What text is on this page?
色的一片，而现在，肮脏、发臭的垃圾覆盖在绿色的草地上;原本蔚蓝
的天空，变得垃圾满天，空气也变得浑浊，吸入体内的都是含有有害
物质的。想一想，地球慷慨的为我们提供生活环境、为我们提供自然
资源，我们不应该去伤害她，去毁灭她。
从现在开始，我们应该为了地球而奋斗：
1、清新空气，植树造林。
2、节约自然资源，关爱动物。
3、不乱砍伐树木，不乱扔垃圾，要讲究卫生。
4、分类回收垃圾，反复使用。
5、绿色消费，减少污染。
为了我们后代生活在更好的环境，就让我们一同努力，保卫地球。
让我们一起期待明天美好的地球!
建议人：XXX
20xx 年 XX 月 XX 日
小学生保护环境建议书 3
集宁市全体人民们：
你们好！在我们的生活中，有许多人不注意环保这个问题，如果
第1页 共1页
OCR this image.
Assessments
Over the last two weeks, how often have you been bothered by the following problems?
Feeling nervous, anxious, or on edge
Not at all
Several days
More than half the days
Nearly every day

^^^^^^^^

PROBLEM TO SOLVE: Your task is to print all of the records exactly.

EXERCISE SOLUTION:
What text is on this page?
色的一片，而现在，肮脏、发臭的垃圾覆盖在绿色的草地上;原本蔚蓝
的天空，变得垃圾满天，空气也变得浑浊，吸入体内的都是含有有害
物质的。想一想，地球慷慨的为我们提供生活环境、为我们提供自然
资源，我们不应该去伤害她，去毁灭她。
从现在开始，我们应该为了地球而奋斗：
1、清新空气，植树造林。
2、节约自然资源，关爱动物。
3、不乱砍伐树木，不乱扔垃圾，要讲究卫生。
4、分类回收垃圾，反复使用。
5、绿色消费，减少污染。
为了我们后代生活在更好的环境，就让我们一同努力，保卫地球。
让我们一起期待明天美好的地球!
建议人：XXX
20xx 年 XX 月 XX 日
小学生保护环境建议书 3
集宁市全体人民们：
你们好！在我们的生活中，有许多人不注意环保这个问题，如果
第1页 共1页
OCR this image.
Assessments
Over the last two weeks, how often have you been bothered by the following problems?
Feeling nervous, anxious, or on edge
Not at all
Several days
More than half the days
Nearly every day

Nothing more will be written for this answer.